> **WHAT YOU SHOULD DO**
Isolate every line in the data with the string "ylabel" and copy it.

> **EXCERPTED DATA**
-------

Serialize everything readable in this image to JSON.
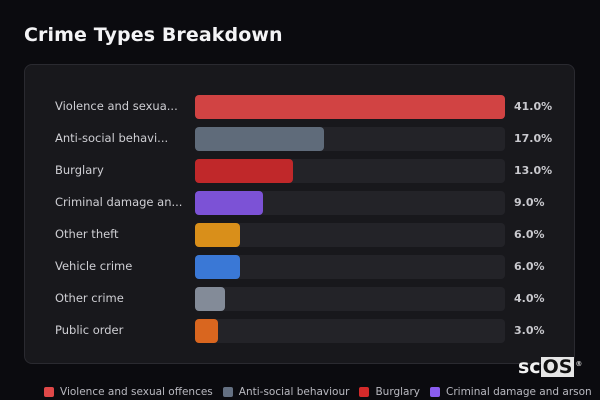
{
  "header": {
    "title": "Crime Types Breakdown"
  },
  "chart_data": {
    "type": "bar",
    "orientation": "horizontal",
    "title": "Crime Types Breakdown",
    "categories": [
      "Violence and sexual offences",
      "Anti-social behaviour",
      "Burglary",
      "Criminal damage and arson",
      "Other theft",
      "Vehicle crime",
      "Other crime",
      "Public order"
    ],
    "display_labels": [
      "Violence and sexua...",
      "Anti-social behavi...",
      "Burglary",
      "Criminal damage an...",
      "Other theft",
      "Vehicle crime",
      "Other crime",
      "Public order"
    ],
    "values": [
      41.0,
      17.0,
      13.0,
      9.0,
      6.0,
      6.0,
      4.0,
      3.0
    ],
    "value_labels": [
      "41.0%",
      "17.0%",
      "13.0%",
      "9.0%",
      "6.0%",
      "6.0%",
      "4.0%",
      "3.0%"
    ],
    "colors": [
      "#d14343",
      "#5f6b7a",
      "#c0282a",
      "#7c52d6",
      "#d98f1a",
      "#3a78d6",
      "#838b98",
      "#d9661f"
    ],
    "xlabel": "",
    "ylabel": "",
    "scale_max": 41.0,
    "unit": "%",
    "grid": false,
    "legend_position": "bottom"
  },
  "legend": {
    "items": [
      {
        "label": "Violence and sexual offences",
        "color": "#e04848"
      },
      {
        "label": "Anti-social behaviour",
        "color": "#647082"
      },
      {
        "label": "Burglary",
        "color": "#d42a2a"
      },
      {
        "label": "Criminal damage and arson",
        "color": "#8a5cf0"
      }
    ]
  },
  "watermark": {
    "sc": "sc",
    "os": "OS",
    "reg": "®"
  }
}
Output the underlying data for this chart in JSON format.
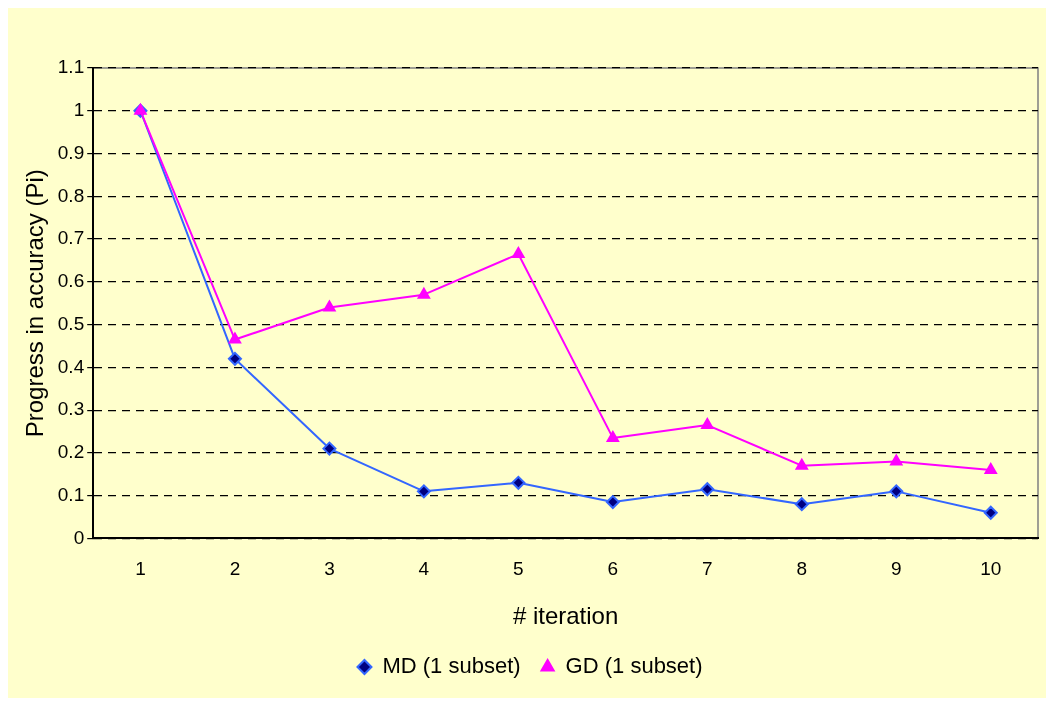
{
  "chart_data": {
    "type": "line",
    "xlabel": "# iteration",
    "ylabel": "Progress in accuracy (Pi)",
    "categories": [
      "1",
      "2",
      "3",
      "4",
      "5",
      "6",
      "7",
      "8",
      "9",
      "10"
    ],
    "series": [
      {
        "name": "MD (1 subset)",
        "color": "#3366ff",
        "marker": "diamond",
        "values": [
          1,
          0.42,
          0.21,
          0.11,
          0.13,
          0.085,
          0.115,
          0.08,
          0.11,
          0.06
        ]
      },
      {
        "name": "GD (1 subset)",
        "color": "#ff00ff",
        "marker": "triangle",
        "values": [
          1,
          0.465,
          0.54,
          0.57,
          0.665,
          0.235,
          0.265,
          0.17,
          0.18,
          0.16
        ]
      }
    ],
    "ylim": [
      0,
      1.1
    ],
    "yticks": [
      0,
      0.1,
      0.2,
      0.3,
      0.4,
      0.5,
      0.6,
      0.7,
      0.8,
      0.9,
      1,
      1.1
    ],
    "grid": "y",
    "legend": "bottom",
    "line_style": "solid"
  }
}
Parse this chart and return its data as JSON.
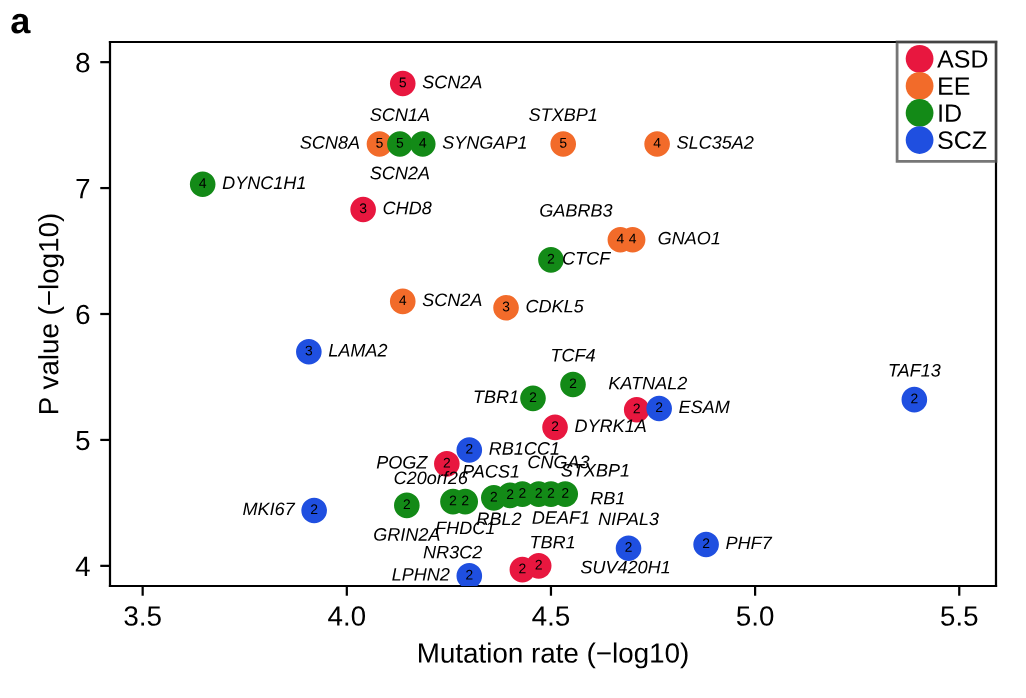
{
  "chart_data": {
    "type": "scatter",
    "title": "a",
    "xlabel": "Mutation rate (−log10)",
    "ylabel": "P value (−log10)",
    "xlim": [
      3.42,
      5.59
    ],
    "ylim": [
      3.84,
      8.16
    ],
    "xticks": [
      3.5,
      {
        "value": 4.0,
        "label": "4.0"
      },
      4.5,
      {
        "value": 5.0,
        "label": "5.0"
      },
      5.5
    ],
    "yticks": [
      4,
      5,
      6,
      7,
      8
    ],
    "grid": false,
    "legend": "top right",
    "marker": "circle",
    "series": [
      {
        "name": "ASD",
        "color": "#e8173f",
        "x": [
          4.137,
          4.04,
          4.51,
          4.71,
          4.245,
          4.47,
          4.43
        ],
        "values": [
          7.83,
          6.83,
          5.1,
          5.24,
          4.81,
          4.0,
          3.97
        ]
      },
      {
        "name": "EE",
        "color": "#f26b2a",
        "x": [
          4.08,
          4.53,
          4.76,
          4.67,
          4.7,
          4.137,
          4.39
        ],
        "values": [
          7.35,
          7.35,
          7.35,
          6.59,
          6.59,
          6.1,
          6.05
        ]
      },
      {
        "name": "ID",
        "color": "#138a17",
        "x": [
          4.13,
          4.186,
          3.647,
          4.5,
          4.554,
          4.456,
          4.147,
          4.26,
          4.29,
          4.36,
          4.4,
          4.43,
          4.47,
          4.5,
          4.535
        ],
        "values": [
          7.35,
          7.35,
          7.03,
          6.43,
          5.44,
          5.33,
          4.48,
          4.51,
          4.51,
          4.54,
          4.56,
          4.57,
          4.57,
          4.57,
          4.57
        ]
      },
      {
        "name": "SCZ",
        "color": "#1f4fe0",
        "x": [
          3.907,
          4.3,
          3.92,
          4.3,
          4.765,
          5.39,
          4.69,
          4.88
        ],
        "values": [
          5.7,
          4.92,
          4.44,
          3.92,
          5.25,
          5.32,
          4.14,
          4.17
        ]
      }
    ],
    "annotations": [
      {
        "text": "SCN2A",
        "x": 4.137,
        "y": 7.83
      },
      {
        "text": "CHD8",
        "x": 4.04,
        "y": 6.83
      },
      {
        "text": "DYRK1A",
        "x": 4.51,
        "y": 5.1
      },
      {
        "text": "KATNAL2",
        "x": 4.71,
        "y": 5.24
      },
      {
        "text": "POGZ",
        "x": 4.245,
        "y": 4.81
      },
      {
        "text": "TBR1",
        "x": 4.47,
        "y": 4.0
      },
      {
        "text": "SUV420H1",
        "x": 4.47,
        "y": 4.0
      },
      {
        "text": "SCN8A",
        "x": 4.08,
        "y": 7.35
      },
      {
        "text": "STXBP1",
        "x": 4.53,
        "y": 7.35
      },
      {
        "text": "SLC35A2",
        "x": 4.76,
        "y": 7.35
      },
      {
        "text": "GABRB3",
        "x": 4.67,
        "y": 6.59
      },
      {
        "text": "GNAO1",
        "x": 4.7,
        "y": 6.59
      },
      {
        "text": "SCN2A",
        "x": 4.137,
        "y": 6.1
      },
      {
        "text": "CDKL5",
        "x": 4.39,
        "y": 6.05
      },
      {
        "text": "SCN1A",
        "x": 4.13,
        "y": 7.35
      },
      {
        "text": "SCN2A",
        "x": 4.13,
        "y": 7.35
      },
      {
        "text": "SYNGAP1",
        "x": 4.186,
        "y": 7.35
      },
      {
        "text": "DYNC1H1",
        "x": 3.647,
        "y": 7.03
      },
      {
        "text": "CTCF",
        "x": 4.5,
        "y": 6.43
      },
      {
        "text": "TCF4",
        "x": 4.554,
        "y": 5.44
      },
      {
        "text": "TBR1",
        "x": 4.456,
        "y": 5.33
      },
      {
        "text": "GRIN2A",
        "x": 4.147,
        "y": 4.48
      },
      {
        "text": "C20orf26",
        "x": 4.26,
        "y": 4.51
      },
      {
        "text": "FHDC1",
        "x": 4.29,
        "y": 4.51
      },
      {
        "text": "PACS1",
        "x": 4.36,
        "y": 4.54
      },
      {
        "text": "RBL2",
        "x": 4.4,
        "y": 4.56
      },
      {
        "text": "CNGA3",
        "x": 4.43,
        "y": 4.57
      },
      {
        "text": "DEAF1",
        "x": 4.47,
        "y": 4.57
      },
      {
        "text": "STXBP1",
        "x": 4.5,
        "y": 4.57
      },
      {
        "text": "RB1",
        "x": 4.535,
        "y": 4.57
      },
      {
        "text": "LAMA2",
        "x": 3.907,
        "y": 5.7
      },
      {
        "text": "RB1CC1",
        "x": 4.3,
        "y": 4.92
      },
      {
        "text": "MKI67",
        "x": 3.92,
        "y": 4.44
      },
      {
        "text": "LPHN2",
        "x": 4.3,
        "y": 3.92
      },
      {
        "text": "NR3C2",
        "x": 4.3,
        "y": 3.92
      },
      {
        "text": "ESAM",
        "x": 4.765,
        "y": 5.25
      },
      {
        "text": "TAF13",
        "x": 5.39,
        "y": 5.32
      },
      {
        "text": "NIPAL3",
        "x": 4.69,
        "y": 4.14
      },
      {
        "text": "PHF7",
        "x": 4.88,
        "y": 4.17
      },
      {
        "text": "5",
        "x": 4.137,
        "y": 7.83
      },
      {
        "text": "3",
        "x": 4.04,
        "y": 6.83
      },
      {
        "text": "2",
        "x": 4.51,
        "y": 5.1
      },
      {
        "text": "2",
        "x": 4.71,
        "y": 5.24
      },
      {
        "text": "2",
        "x": 4.245,
        "y": 4.81
      },
      {
        "text": "2",
        "x": 4.47,
        "y": 4.0
      },
      {
        "text": "2",
        "x": 4.43,
        "y": 3.97
      },
      {
        "text": "5",
        "x": 4.08,
        "y": 7.35
      },
      {
        "text": "5",
        "x": 4.53,
        "y": 7.35
      },
      {
        "text": "4",
        "x": 4.76,
        "y": 7.35
      },
      {
        "text": "4",
        "x": 4.67,
        "y": 6.59
      },
      {
        "text": "4",
        "x": 4.7,
        "y": 6.59
      },
      {
        "text": "4",
        "x": 4.137,
        "y": 6.1
      },
      {
        "text": "3",
        "x": 4.39,
        "y": 6.05
      },
      {
        "text": "5",
        "x": 4.13,
        "y": 7.35
      },
      {
        "text": "4",
        "x": 4.186,
        "y": 7.35
      },
      {
        "text": "4",
        "x": 3.647,
        "y": 7.03
      },
      {
        "text": "2",
        "x": 4.5,
        "y": 6.43
      },
      {
        "text": "2",
        "x": 4.554,
        "y": 5.44
      },
      {
        "text": "2",
        "x": 4.456,
        "y": 5.33
      },
      {
        "text": "2",
        "x": 4.147,
        "y": 4.48
      },
      {
        "text": "2",
        "x": 4.26,
        "y": 4.51
      },
      {
        "text": "2",
        "x": 4.29,
        "y": 4.51
      },
      {
        "text": "2",
        "x": 4.36,
        "y": 4.54
      },
      {
        "text": "2",
        "x": 4.4,
        "y": 4.56
      },
      {
        "text": "2",
        "x": 4.43,
        "y": 4.57
      },
      {
        "text": "2",
        "x": 4.47,
        "y": 4.57
      },
      {
        "text": "2",
        "x": 4.5,
        "y": 4.57
      },
      {
        "text": "2",
        "x": 4.535,
        "y": 4.57
      },
      {
        "text": "3",
        "x": 3.907,
        "y": 5.7
      },
      {
        "text": "2",
        "x": 4.3,
        "y": 4.92
      },
      {
        "text": "2",
        "x": 3.92,
        "y": 4.44
      },
      {
        "text": "2",
        "x": 4.3,
        "y": 3.92
      },
      {
        "text": "2",
        "x": 4.765,
        "y": 5.25
      },
      {
        "text": "2",
        "x": 5.39,
        "y": 5.32
      },
      {
        "text": "2",
        "x": 4.69,
        "y": 4.14
      },
      {
        "text": "2",
        "x": 4.88,
        "y": 4.17
      }
    ]
  }
}
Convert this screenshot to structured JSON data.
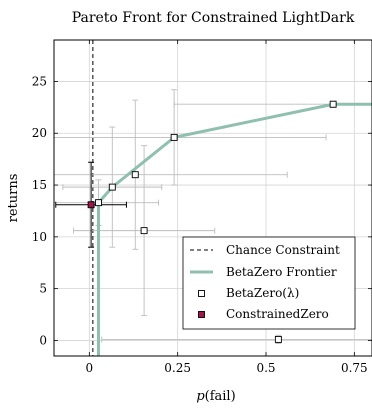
{
  "chart_data": {
    "type": "scatter",
    "title": "Pareto Front for Constrained LightDark",
    "xlabel": "p(fail)",
    "ylabel": "returns",
    "xlim": [
      -0.1,
      0.8
    ],
    "ylim": [
      -1.5,
      29
    ],
    "xticks": [
      0,
      0.25,
      0.5,
      0.75
    ],
    "xtick_labels": [
      "0",
      "0.25",
      "0.5",
      "0.75"
    ],
    "yticks": [
      0,
      5,
      10,
      15,
      20,
      25
    ],
    "ytick_labels": [
      "0",
      "5",
      "10",
      "15",
      "20",
      "25"
    ],
    "grid": true,
    "legend_position": "bottom-right",
    "legend": {
      "chance": "Chance Constraint",
      "frontier": "BetaZero Frontier",
      "betazero": "BetaZero(λ)",
      "constrained": "ConstrainedZero"
    },
    "chance_constraint_x": 0.01,
    "frontier": {
      "color": "#8fbfae",
      "points": [
        {
          "x": 0.026,
          "y": -1.5
        },
        {
          "x": 0.026,
          "y": 13.3
        },
        {
          "x": 0.065,
          "y": 14.8
        },
        {
          "x": 0.24,
          "y": 19.6
        },
        {
          "x": 0.69,
          "y": 22.8
        },
        {
          "x": 0.8,
          "y": 22.8
        }
      ]
    },
    "betazero": [
      {
        "x": 0.026,
        "y": 13.3,
        "x_err": 0.17,
        "y_err": 2.2
      },
      {
        "x": 0.065,
        "y": 14.8,
        "x_err": 0.14,
        "y_err": 5.8
      },
      {
        "x": 0.13,
        "y": 16.0,
        "x_err": 0.43,
        "y_err": 7.2
      },
      {
        "x": 0.155,
        "y": 10.6,
        "x_err": 0.2,
        "y_err": 8.2
      },
      {
        "x": 0.24,
        "y": 19.6,
        "x_err": 0.43,
        "y_err": 4.6
      },
      {
        "x": 0.69,
        "y": 22.8,
        "x_err": 0.45,
        "y_err": 0.3
      },
      {
        "x": 0.535,
        "y": 0.1,
        "x_err": 0.5,
        "y_err": 0.4
      }
    ],
    "constrained": {
      "x": 0.005,
      "y": 13.1,
      "x_err": 0.1,
      "y_err": 4.1,
      "color": "#a0154a"
    }
  }
}
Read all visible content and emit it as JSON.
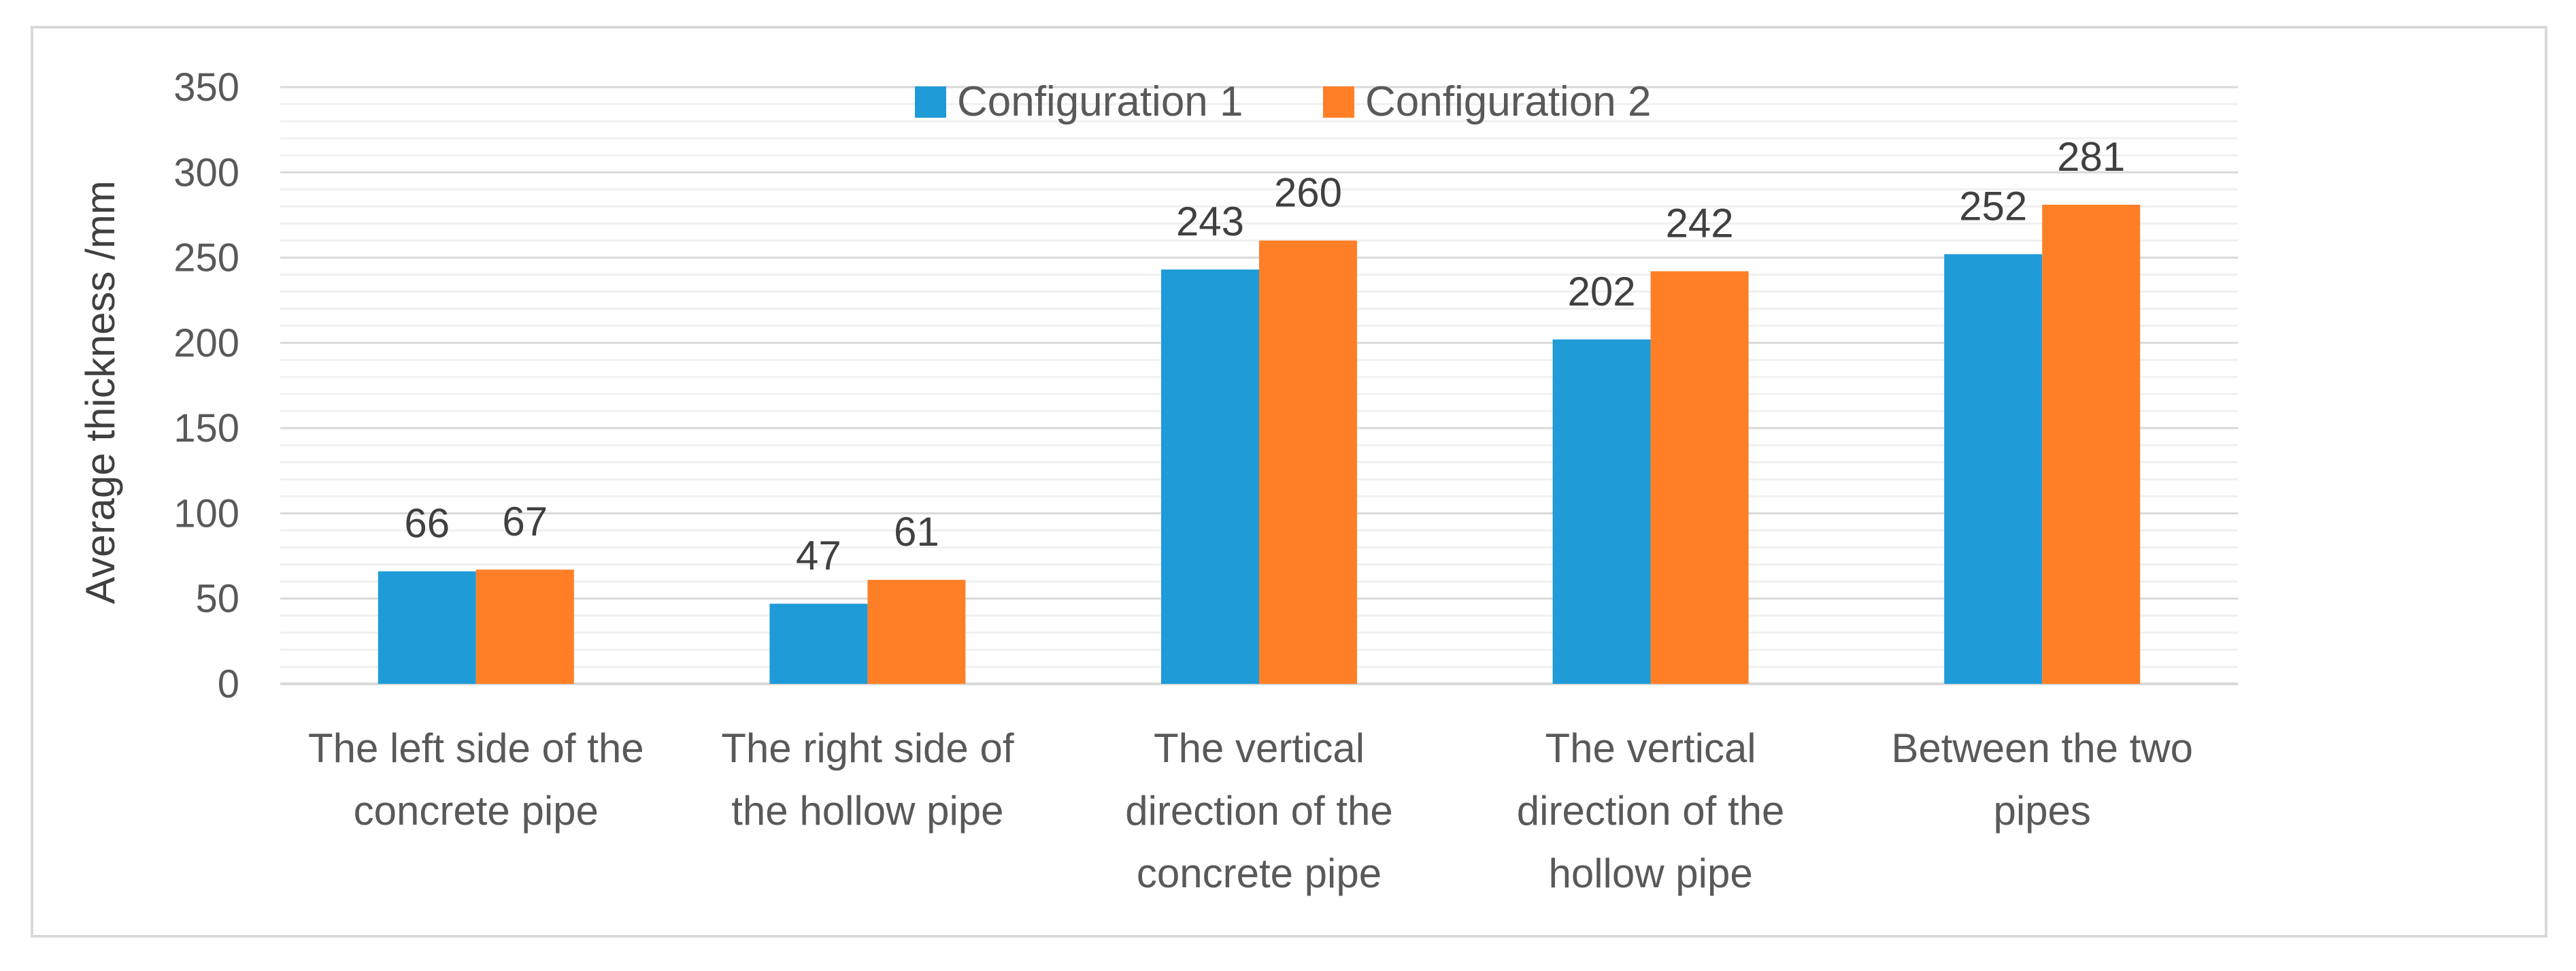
{
  "chart_data": {
    "type": "bar",
    "title": "",
    "xlabel": "",
    "ylabel": "Average thickness /mm",
    "ylim": [
      0,
      350
    ],
    "yticks": [
      0,
      50,
      100,
      150,
      200,
      250,
      300,
      350
    ],
    "grid": true,
    "legend_position": "top-center",
    "categories": [
      [
        "The left side of the",
        "concrete pipe"
      ],
      [
        "The right side of",
        "the hollow pipe"
      ],
      [
        "The vertical",
        "direction of the",
        "concrete pipe"
      ],
      [
        "The vertical",
        "direction of the",
        "hollow pipe"
      ],
      [
        "Between the two",
        "pipes"
      ]
    ],
    "series": [
      {
        "name": "Configuration 1",
        "color": "#1F9BD7",
        "values": [
          66,
          47,
          243,
          202,
          252
        ]
      },
      {
        "name": "Configuration 2",
        "color": "#FF7F27",
        "values": [
          67,
          61,
          260,
          242,
          281
        ]
      }
    ]
  }
}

-------

> **RESPONSE TO THE TASK**
    "ylabel": "",
    "ylabel": "Progress in accuracy (Pi)",
    "ylabel": "P value (−log10)",
    "ylabel": "returns",
    "ylabel": "Average thickness /mm",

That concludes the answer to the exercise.